▶ [WRITTEN TASK] Search the records below for the word "gagnées". Pull out each line that has it.
=-=-=
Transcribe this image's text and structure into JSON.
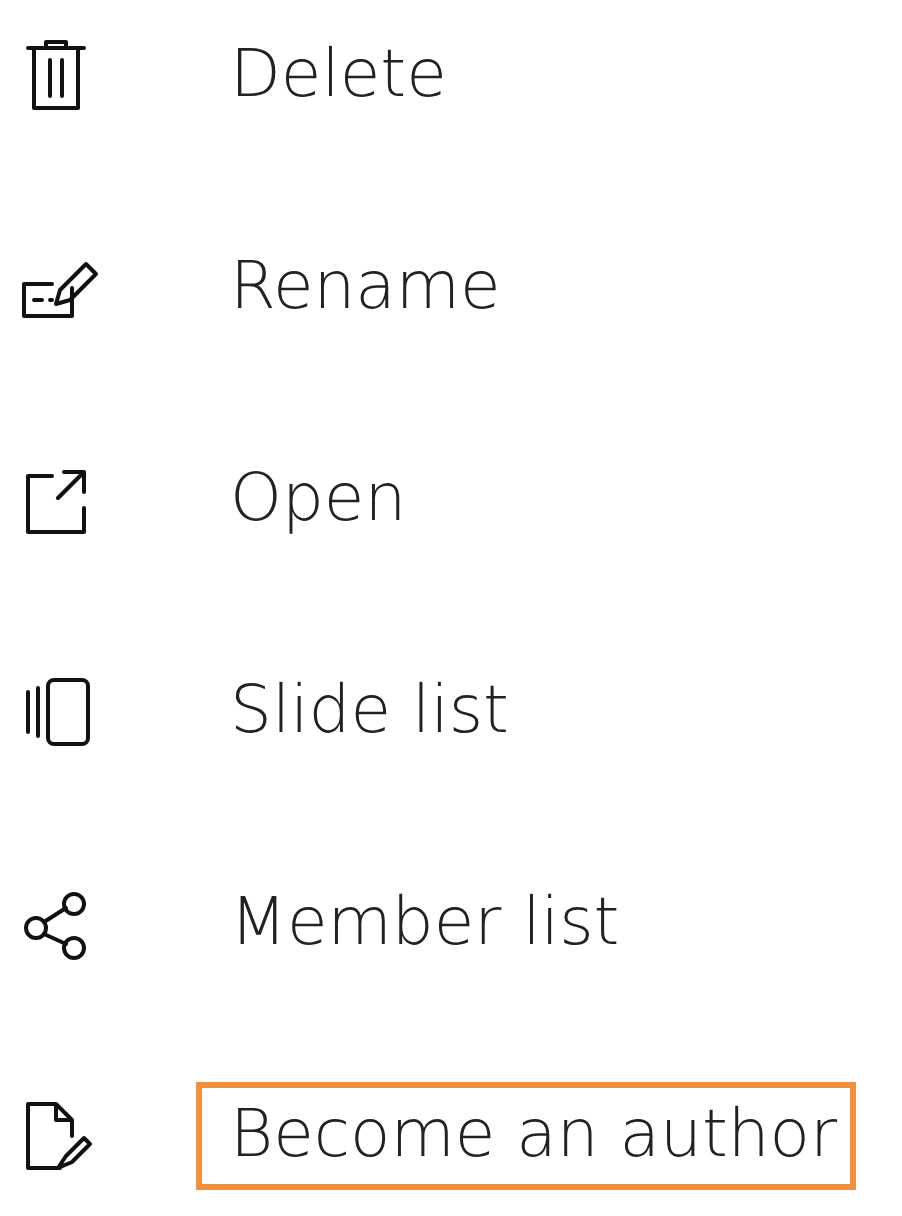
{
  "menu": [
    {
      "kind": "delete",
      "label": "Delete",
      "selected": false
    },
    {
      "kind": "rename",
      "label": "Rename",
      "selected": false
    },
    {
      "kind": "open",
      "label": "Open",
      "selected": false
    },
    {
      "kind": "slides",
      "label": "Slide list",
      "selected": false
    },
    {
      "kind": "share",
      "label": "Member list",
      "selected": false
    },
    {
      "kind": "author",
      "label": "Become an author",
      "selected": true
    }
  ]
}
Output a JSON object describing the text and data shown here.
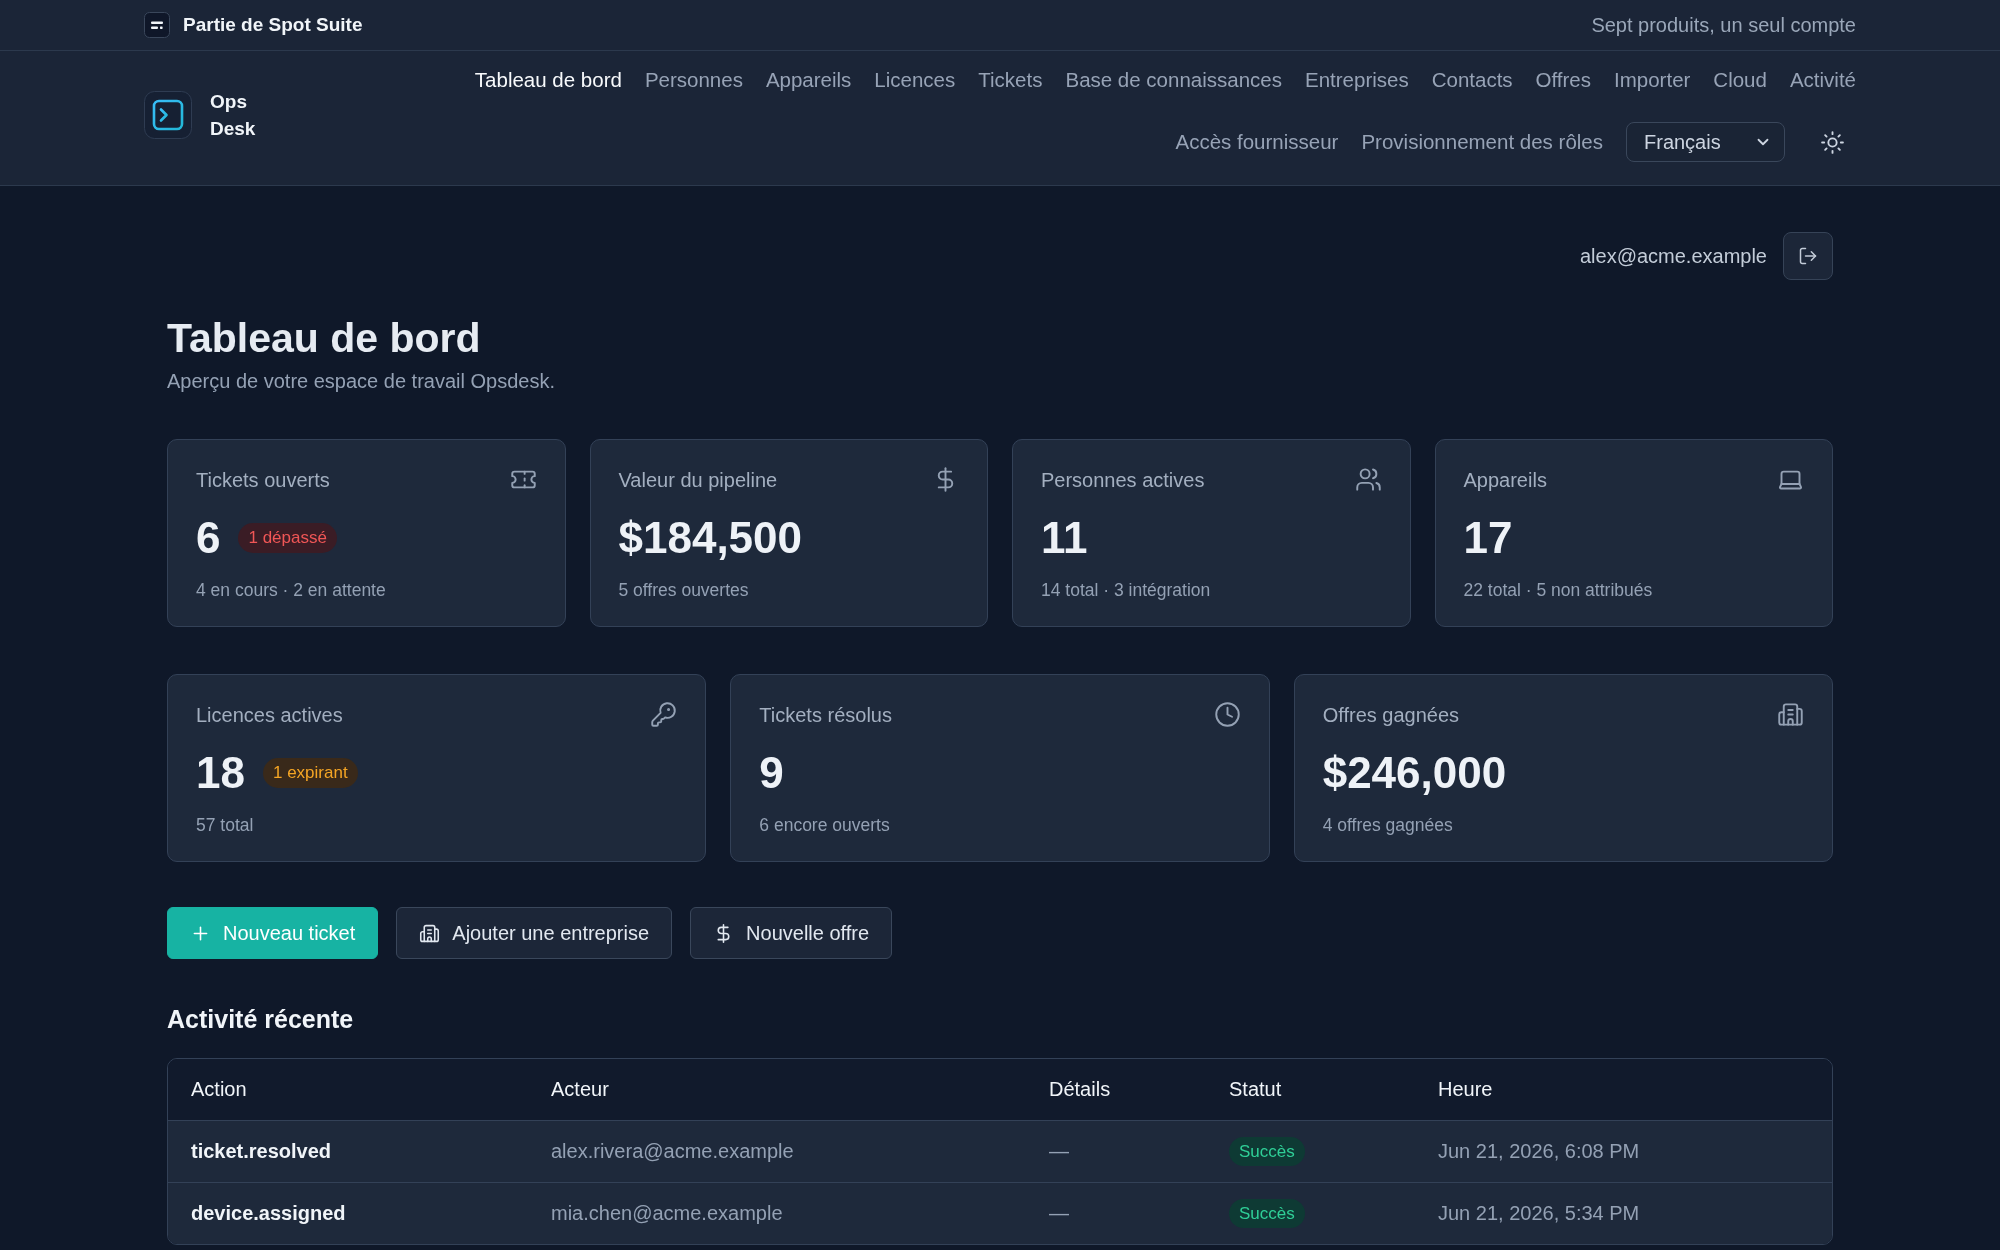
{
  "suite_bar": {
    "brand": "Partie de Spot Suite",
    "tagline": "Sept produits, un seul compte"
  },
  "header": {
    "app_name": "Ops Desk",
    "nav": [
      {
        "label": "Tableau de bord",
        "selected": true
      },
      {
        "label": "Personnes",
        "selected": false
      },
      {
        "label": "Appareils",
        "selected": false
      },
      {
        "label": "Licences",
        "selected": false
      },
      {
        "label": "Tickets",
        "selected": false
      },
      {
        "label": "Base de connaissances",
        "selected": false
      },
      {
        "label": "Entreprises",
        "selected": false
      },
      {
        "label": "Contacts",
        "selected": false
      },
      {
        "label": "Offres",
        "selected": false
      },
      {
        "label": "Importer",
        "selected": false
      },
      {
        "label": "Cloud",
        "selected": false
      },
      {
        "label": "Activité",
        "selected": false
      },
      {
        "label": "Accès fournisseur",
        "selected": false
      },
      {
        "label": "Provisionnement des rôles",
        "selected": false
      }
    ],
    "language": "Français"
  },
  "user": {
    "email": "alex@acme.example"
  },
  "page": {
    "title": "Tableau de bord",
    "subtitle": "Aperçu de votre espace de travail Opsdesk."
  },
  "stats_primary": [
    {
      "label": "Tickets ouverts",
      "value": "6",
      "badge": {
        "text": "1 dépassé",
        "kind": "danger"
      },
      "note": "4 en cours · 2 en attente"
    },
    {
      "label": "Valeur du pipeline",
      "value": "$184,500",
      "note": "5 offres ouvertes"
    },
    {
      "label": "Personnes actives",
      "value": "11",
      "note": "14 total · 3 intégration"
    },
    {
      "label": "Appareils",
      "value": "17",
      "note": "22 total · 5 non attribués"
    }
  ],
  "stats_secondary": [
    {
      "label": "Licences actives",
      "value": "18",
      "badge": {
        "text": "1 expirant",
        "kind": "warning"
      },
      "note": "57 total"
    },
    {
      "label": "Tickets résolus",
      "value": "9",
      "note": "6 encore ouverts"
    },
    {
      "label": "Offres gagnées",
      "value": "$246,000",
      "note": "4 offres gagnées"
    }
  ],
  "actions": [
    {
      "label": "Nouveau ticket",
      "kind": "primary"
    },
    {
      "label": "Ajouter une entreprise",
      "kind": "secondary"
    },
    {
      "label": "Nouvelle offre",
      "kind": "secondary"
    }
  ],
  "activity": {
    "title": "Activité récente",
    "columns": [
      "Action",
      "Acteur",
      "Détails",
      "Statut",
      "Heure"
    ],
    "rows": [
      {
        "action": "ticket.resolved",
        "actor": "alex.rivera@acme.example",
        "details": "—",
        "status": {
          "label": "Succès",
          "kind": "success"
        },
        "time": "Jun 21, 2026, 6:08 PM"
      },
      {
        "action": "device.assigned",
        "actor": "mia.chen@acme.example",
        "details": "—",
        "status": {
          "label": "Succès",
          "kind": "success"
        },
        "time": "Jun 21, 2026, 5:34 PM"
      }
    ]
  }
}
=-=-=
▶ [SOLUTION FOR THIS PROBLEM]
      "label": "Offres gagnées",
      "note": "4 offres gagnées"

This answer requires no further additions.